--- start of Selection ---

# Hydro dipping your old lures?



## richg99 (Oct 10, 2018)

Looks like fun. I've got a ton of old lures.

https://youtu.be/UOmqdDbuvso


----------



## LDUBS (Oct 10, 2018)

Darn, this is really pretty innovative. I wonder why he kind of stirs the lure around after he dips it? Maybe that is to protect the pattern so it doesn't pick up more paint on the way out? 

Thanks for sharing Rich.


----------



## richg99 (Oct 10, 2018)

Yes, that is the reason. I've seen a number of items hydrodipped on YouTube. Not limited to lures.


----------



## LDUBS (Oct 10, 2018)

I didn't even know hydrodipped was a word until I saw your link! Haha


----------



## onthewater102 (Oct 11, 2018)

God help you if you ever get a "perfect pattern" that they absolutely love...you'll never duplicate it.


----------



## richg99 (Oct 11, 2018)

"Perfect pattern". 

Take a picture and then hand paint the duplicates.

--- end of Selection ---
--- start of Raw data ---

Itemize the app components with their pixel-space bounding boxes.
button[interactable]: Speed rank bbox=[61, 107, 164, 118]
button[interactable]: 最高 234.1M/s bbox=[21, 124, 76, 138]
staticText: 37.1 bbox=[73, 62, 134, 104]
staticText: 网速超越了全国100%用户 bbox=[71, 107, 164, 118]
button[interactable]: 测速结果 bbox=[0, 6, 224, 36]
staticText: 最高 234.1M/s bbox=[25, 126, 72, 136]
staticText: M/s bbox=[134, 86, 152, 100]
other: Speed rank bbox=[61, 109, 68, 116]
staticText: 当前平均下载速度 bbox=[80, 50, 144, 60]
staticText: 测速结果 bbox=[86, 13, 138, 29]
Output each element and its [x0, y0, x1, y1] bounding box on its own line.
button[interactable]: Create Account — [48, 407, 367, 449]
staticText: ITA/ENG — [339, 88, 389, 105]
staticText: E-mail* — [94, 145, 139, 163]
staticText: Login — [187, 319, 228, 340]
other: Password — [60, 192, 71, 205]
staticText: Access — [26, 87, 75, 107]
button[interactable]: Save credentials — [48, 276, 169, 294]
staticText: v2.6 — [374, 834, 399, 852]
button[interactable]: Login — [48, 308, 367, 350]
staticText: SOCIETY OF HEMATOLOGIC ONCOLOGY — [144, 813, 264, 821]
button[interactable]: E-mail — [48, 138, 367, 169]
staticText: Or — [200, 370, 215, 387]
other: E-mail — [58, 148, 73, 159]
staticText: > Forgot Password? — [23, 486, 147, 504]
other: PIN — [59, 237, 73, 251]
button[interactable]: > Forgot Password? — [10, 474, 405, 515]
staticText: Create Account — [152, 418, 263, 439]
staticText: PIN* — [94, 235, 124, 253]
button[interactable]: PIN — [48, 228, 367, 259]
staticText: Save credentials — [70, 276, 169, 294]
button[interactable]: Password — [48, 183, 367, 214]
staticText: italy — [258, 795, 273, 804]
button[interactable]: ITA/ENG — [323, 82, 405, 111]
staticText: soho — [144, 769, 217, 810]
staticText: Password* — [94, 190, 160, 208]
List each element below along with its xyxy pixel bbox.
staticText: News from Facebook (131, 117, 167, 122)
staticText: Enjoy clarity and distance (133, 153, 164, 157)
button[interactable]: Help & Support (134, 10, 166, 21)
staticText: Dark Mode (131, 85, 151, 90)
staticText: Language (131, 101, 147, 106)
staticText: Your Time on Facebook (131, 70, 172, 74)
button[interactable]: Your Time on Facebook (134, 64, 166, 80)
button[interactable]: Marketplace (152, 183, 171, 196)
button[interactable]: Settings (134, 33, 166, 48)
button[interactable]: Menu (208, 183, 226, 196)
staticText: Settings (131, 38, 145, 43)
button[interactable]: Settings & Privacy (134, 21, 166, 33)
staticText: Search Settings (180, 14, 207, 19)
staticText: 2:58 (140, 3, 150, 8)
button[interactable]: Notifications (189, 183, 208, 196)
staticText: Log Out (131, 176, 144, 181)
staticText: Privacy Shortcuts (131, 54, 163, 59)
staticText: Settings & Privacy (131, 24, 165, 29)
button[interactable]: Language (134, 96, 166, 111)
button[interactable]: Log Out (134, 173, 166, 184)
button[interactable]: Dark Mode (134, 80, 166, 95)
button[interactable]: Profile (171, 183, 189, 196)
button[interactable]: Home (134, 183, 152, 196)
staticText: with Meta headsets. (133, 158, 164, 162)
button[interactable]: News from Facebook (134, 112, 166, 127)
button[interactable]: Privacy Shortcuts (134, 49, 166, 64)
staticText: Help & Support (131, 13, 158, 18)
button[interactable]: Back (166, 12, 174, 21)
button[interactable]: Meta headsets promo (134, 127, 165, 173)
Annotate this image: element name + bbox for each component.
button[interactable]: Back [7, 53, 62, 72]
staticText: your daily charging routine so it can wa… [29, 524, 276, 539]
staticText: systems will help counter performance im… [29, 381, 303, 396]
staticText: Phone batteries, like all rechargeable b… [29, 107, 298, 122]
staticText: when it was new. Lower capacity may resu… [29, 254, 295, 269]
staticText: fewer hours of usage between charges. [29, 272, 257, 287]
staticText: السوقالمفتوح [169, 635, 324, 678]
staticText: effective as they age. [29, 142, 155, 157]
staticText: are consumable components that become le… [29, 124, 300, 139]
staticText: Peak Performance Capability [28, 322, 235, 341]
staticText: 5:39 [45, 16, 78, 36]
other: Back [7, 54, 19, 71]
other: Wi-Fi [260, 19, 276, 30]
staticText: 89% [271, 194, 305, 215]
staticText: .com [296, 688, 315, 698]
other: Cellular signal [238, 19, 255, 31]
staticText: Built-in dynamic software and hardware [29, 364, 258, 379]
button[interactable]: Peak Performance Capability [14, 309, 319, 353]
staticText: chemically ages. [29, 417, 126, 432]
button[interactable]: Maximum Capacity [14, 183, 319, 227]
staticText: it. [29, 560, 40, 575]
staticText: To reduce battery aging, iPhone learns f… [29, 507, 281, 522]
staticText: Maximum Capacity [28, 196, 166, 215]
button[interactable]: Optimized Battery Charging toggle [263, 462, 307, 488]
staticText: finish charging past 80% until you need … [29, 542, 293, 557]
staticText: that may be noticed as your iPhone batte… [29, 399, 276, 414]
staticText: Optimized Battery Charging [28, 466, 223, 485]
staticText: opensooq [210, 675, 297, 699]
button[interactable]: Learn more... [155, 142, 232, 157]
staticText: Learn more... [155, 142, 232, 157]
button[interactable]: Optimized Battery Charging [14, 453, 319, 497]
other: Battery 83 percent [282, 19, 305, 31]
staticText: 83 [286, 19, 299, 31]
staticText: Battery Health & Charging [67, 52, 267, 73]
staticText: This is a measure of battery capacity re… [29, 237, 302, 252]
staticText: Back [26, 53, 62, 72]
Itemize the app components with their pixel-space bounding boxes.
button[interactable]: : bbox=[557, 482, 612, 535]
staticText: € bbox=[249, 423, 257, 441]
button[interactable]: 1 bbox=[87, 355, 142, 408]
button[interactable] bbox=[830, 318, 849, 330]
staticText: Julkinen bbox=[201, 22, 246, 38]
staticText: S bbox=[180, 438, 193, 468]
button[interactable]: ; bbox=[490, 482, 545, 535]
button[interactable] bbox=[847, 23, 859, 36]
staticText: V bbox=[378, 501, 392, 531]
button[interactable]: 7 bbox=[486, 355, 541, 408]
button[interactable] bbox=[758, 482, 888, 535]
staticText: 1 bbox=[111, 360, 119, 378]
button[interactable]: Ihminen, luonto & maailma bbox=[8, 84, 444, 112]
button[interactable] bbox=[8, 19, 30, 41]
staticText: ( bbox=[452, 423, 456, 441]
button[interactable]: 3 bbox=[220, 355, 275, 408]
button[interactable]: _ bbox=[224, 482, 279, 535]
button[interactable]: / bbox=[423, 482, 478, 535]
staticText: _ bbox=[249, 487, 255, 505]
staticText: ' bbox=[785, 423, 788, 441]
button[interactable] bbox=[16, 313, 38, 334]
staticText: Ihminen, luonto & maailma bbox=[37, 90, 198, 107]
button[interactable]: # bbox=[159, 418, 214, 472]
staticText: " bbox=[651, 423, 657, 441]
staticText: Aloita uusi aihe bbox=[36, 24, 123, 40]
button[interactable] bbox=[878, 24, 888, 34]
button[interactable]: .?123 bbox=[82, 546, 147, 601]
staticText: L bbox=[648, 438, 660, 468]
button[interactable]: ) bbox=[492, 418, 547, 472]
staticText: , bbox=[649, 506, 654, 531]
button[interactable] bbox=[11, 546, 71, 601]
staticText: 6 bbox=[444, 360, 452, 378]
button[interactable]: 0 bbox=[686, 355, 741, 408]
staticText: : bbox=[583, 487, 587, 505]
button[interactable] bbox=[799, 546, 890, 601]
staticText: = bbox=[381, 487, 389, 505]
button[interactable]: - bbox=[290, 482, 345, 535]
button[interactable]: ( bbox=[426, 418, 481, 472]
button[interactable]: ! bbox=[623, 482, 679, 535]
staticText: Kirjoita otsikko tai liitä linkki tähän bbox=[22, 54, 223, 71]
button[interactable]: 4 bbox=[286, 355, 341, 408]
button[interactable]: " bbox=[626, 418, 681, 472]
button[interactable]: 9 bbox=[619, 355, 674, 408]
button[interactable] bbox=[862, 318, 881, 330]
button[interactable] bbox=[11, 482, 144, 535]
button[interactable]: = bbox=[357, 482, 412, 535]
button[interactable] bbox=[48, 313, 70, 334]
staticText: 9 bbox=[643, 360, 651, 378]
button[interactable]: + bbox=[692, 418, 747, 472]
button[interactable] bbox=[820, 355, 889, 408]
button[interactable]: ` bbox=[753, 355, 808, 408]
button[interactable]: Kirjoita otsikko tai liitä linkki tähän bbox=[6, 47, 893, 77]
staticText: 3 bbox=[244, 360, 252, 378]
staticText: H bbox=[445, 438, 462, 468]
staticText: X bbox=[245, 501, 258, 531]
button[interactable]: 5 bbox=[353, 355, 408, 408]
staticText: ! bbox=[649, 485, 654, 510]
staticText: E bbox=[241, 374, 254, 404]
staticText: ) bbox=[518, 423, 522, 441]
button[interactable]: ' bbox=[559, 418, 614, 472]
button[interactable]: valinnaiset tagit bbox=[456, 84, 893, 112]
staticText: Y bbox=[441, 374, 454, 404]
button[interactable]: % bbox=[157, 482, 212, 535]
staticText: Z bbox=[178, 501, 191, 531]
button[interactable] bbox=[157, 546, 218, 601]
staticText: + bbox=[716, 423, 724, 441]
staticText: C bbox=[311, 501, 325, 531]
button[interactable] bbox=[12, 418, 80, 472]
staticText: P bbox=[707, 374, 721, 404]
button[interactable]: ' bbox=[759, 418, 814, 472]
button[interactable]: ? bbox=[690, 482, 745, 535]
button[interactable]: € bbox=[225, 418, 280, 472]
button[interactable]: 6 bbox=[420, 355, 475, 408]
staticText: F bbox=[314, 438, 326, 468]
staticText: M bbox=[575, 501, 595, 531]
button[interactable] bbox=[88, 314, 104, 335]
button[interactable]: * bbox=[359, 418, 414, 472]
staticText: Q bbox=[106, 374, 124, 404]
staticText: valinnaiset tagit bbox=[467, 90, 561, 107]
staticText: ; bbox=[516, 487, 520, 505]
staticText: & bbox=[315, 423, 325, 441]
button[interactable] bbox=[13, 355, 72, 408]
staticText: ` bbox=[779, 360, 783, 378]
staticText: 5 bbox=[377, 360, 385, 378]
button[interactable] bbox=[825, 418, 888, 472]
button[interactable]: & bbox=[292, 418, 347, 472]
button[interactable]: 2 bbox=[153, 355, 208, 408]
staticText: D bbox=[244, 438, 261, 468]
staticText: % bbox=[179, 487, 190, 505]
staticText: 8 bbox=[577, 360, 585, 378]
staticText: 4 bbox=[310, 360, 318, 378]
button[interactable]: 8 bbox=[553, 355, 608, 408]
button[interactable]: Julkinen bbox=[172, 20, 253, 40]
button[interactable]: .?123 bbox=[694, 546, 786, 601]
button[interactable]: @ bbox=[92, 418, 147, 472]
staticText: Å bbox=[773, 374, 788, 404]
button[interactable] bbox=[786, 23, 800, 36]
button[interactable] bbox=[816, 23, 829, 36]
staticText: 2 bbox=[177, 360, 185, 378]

--- end of Raw data ---

Tasks to complete:
A - In the forum thread on hydro dipping lures, what does richg99 recommend doing to reproduce a "perfect pattern"?
B - Render the sentence "I've seen a number of items hydrodipped on YouTube." from the forum thread on hydro dipping lures into Spanish.
C - Carry on the forum thread about hydro dipping old lures from its final post.

Results by task:
A - Take a picture and then hand paint the duplicates.

B - He visto en YouTube una serie de objetos decorados mediante hidroinmersión.

C -
----------



## onthewater102 (Oct 11, 2018)

My luck a slimer would make off with it first...or I'd hang it in a tree far outside my reach.

Damn pike.


----------



## richg99 (Oct 11, 2018)

Ha, I put one in a tree yesterday. It was a $15.00 Whopper Plopper. 

But, the lure hung over the branch. I let enough line out to get to the lure; disconnect it, and then just pulled the snap back to my rod.


----------



## handyandy (Nov 2, 2018)

pretty neat onthewater if I had pike I'd be targeting them over bass, love me some pike, good eating too.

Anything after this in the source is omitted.